■ **Raw records**:
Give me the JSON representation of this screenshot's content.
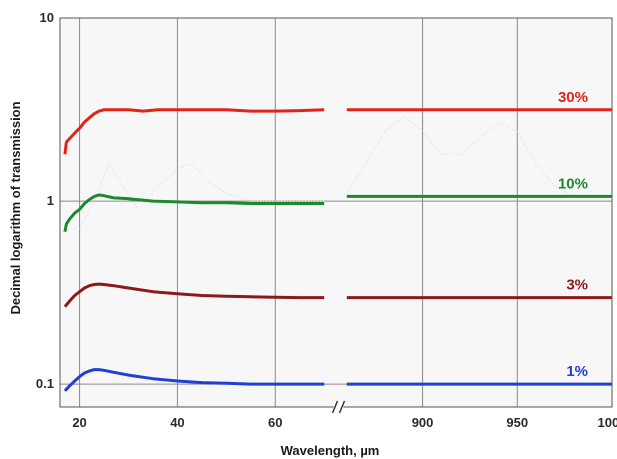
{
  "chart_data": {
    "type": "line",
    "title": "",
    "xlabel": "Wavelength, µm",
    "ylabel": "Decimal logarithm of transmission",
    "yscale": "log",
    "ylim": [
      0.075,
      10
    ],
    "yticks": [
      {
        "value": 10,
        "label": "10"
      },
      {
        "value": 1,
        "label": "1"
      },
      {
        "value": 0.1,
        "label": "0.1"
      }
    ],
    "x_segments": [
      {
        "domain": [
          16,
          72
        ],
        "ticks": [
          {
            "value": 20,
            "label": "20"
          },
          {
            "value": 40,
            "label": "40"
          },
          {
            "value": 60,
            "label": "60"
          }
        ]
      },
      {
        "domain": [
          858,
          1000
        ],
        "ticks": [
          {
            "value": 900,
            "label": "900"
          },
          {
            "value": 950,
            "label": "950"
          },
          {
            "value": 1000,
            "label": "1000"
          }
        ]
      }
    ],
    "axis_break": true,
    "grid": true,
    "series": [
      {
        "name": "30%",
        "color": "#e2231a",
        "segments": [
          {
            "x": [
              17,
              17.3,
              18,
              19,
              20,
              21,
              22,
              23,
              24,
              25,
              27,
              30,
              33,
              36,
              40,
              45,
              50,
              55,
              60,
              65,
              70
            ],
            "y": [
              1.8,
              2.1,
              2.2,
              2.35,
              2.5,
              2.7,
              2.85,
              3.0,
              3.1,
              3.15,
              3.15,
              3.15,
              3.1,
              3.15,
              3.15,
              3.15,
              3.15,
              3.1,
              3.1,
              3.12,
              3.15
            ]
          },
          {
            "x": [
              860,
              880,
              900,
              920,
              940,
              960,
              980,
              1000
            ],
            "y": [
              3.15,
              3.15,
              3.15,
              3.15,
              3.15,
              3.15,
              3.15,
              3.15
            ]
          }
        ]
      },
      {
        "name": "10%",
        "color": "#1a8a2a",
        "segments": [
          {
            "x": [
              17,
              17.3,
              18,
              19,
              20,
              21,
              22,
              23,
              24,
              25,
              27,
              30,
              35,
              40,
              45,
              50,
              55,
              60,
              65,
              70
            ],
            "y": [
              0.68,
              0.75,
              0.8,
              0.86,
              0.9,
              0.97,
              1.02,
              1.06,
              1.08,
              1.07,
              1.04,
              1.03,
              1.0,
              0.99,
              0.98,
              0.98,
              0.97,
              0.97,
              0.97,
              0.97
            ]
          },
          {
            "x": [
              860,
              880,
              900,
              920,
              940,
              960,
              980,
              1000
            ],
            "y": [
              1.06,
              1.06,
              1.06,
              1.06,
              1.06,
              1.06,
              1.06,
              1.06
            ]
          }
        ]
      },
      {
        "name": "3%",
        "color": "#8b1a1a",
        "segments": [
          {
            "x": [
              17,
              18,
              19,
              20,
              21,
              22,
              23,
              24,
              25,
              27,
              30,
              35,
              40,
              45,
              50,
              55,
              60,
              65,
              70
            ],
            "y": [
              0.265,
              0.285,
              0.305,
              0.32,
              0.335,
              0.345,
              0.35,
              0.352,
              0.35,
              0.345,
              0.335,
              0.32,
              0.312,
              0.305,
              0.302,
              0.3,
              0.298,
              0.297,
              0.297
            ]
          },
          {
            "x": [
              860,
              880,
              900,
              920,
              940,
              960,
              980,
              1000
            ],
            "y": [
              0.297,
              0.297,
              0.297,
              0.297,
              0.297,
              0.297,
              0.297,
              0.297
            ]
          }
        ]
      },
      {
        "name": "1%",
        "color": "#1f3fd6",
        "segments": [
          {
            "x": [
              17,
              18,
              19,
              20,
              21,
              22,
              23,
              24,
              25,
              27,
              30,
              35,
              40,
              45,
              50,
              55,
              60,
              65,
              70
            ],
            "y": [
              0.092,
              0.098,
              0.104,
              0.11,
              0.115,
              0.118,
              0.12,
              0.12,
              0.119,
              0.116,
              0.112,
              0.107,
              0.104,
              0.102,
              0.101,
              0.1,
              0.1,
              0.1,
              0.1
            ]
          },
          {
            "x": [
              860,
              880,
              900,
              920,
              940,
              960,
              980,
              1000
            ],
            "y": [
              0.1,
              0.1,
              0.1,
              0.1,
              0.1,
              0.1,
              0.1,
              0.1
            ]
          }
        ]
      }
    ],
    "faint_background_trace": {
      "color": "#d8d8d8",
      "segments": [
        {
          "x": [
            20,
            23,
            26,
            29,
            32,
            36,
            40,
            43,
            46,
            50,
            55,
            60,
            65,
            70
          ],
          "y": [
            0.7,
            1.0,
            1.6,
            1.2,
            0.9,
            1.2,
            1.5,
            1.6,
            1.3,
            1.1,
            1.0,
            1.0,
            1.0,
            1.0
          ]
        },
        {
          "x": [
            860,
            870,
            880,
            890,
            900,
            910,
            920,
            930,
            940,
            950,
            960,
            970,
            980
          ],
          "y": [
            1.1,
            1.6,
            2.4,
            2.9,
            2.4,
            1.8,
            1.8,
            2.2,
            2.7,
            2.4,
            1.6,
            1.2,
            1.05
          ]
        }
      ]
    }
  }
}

■ **Set exercise**:
Without including any picture, repeat the data exactly.

■ **Correct result**:
Give me the JSON representation of this screenshot's content.
{
  "chart_data": {
    "type": "line",
    "title": "",
    "xlabel": "Wavelength, µm",
    "ylabel": "Decimal logarithm of transmission",
    "yscale": "log",
    "ylim": [
      0.075,
      10
    ],
    "yticks": [
      {
        "value": 10,
        "label": "10"
      },
      {
        "value": 1,
        "label": "1"
      },
      {
        "value": 0.1,
        "label": "0.1"
      }
    ],
    "x_segments": [
      {
        "domain": [
          16,
          72
        ],
        "ticks": [
          {
            "value": 20,
            "label": "20"
          },
          {
            "value": 40,
            "label": "40"
          },
          {
            "value": 60,
            "label": "60"
          }
        ]
      },
      {
        "domain": [
          858,
          1000
        ],
        "ticks": [
          {
            "value": 900,
            "label": "900"
          },
          {
            "value": 950,
            "label": "950"
          },
          {
            "value": 1000,
            "label": "1000"
          }
        ]
      }
    ],
    "axis_break": true,
    "grid": true,
    "series": [
      {
        "name": "30%",
        "color": "#e2231a",
        "segments": [
          {
            "x": [
              17,
              17.3,
              18,
              19,
              20,
              21,
              22,
              23,
              24,
              25,
              27,
              30,
              33,
              36,
              40,
              45,
              50,
              55,
              60,
              65,
              70
            ],
            "y": [
              1.8,
              2.1,
              2.2,
              2.35,
              2.5,
              2.7,
              2.85,
              3.0,
              3.1,
              3.15,
              3.15,
              3.15,
              3.1,
              3.15,
              3.15,
              3.15,
              3.15,
              3.1,
              3.1,
              3.12,
              3.15
            ]
          },
          {
            "x": [
              860,
              880,
              900,
              920,
              940,
              960,
              980,
              1000
            ],
            "y": [
              3.15,
              3.15,
              3.15,
              3.15,
              3.15,
              3.15,
              3.15,
              3.15
            ]
          }
        ]
      },
      {
        "name": "10%",
        "color": "#1a8a2a",
        "segments": [
          {
            "x": [
              17,
              17.3,
              18,
              19,
              20,
              21,
              22,
              23,
              24,
              25,
              27,
              30,
              35,
              40,
              45,
              50,
              55,
              60,
              65,
              70
            ],
            "y": [
              0.68,
              0.75,
              0.8,
              0.86,
              0.9,
              0.97,
              1.02,
              1.06,
              1.08,
              1.07,
              1.04,
              1.03,
              1.0,
              0.99,
              0.98,
              0.98,
              0.97,
              0.97,
              0.97,
              0.97
            ]
          },
          {
            "x": [
              860,
              880,
              900,
              920,
              940,
              960,
              980,
              1000
            ],
            "y": [
              1.06,
              1.06,
              1.06,
              1.06,
              1.06,
              1.06,
              1.06,
              1.06
            ]
          }
        ]
      },
      {
        "name": "3%",
        "color": "#8b1a1a",
        "segments": [
          {
            "x": [
              17,
              18,
              19,
              20,
              21,
              22,
              23,
              24,
              25,
              27,
              30,
              35,
              40,
              45,
              50,
              55,
              60,
              65,
              70
            ],
            "y": [
              0.265,
              0.285,
              0.305,
              0.32,
              0.335,
              0.345,
              0.35,
              0.352,
              0.35,
              0.345,
              0.335,
              0.32,
              0.312,
              0.305,
              0.302,
              0.3,
              0.298,
              0.297,
              0.297
            ]
          },
          {
            "x": [
              860,
              880,
              900,
              920,
              940,
              960,
              980,
              1000
            ],
            "y": [
              0.297,
              0.297,
              0.297,
              0.297,
              0.297,
              0.297,
              0.297,
              0.297
            ]
          }
        ]
      },
      {
        "name": "1%",
        "color": "#1f3fd6",
        "segments": [
          {
            "x": [
              17,
              18,
              19,
              20,
              21,
              22,
              23,
              24,
              25,
              27,
              30,
              35,
              40,
              45,
              50,
              55,
              60,
              65,
              70
            ],
            "y": [
              0.092,
              0.098,
              0.104,
              0.11,
              0.115,
              0.118,
              0.12,
              0.12,
              0.119,
              0.116,
              0.112,
              0.107,
              0.104,
              0.102,
              0.101,
              0.1,
              0.1,
              0.1,
              0.1
            ]
          },
          {
            "x": [
              860,
              880,
              900,
              920,
              940,
              960,
              980,
              1000
            ],
            "y": [
              0.1,
              0.1,
              0.1,
              0.1,
              0.1,
              0.1,
              0.1,
              0.1
            ]
          }
        ]
      }
    ],
    "faint_background_trace": {
      "color": "#d8d8d8",
      "segments": [
        {
          "x": [
            20,
            23,
            26,
            29,
            32,
            36,
            40,
            43,
            46,
            50,
            55,
            60,
            65,
            70
          ],
          "y": [
            0.7,
            1.0,
            1.6,
            1.2,
            0.9,
            1.2,
            1.5,
            1.6,
            1.3,
            1.1,
            1.0,
            1.0,
            1.0,
            1.0
          ]
        },
        {
          "x": [
            860,
            870,
            880,
            890,
            900,
            910,
            920,
            930,
            940,
            950,
            960,
            970,
            980
          ],
          "y": [
            1.1,
            1.6,
            2.4,
            2.9,
            2.4,
            1.8,
            1.8,
            2.2,
            2.7,
            2.4,
            1.6,
            1.2,
            1.05
          ]
        }
      ]
    }
  }
}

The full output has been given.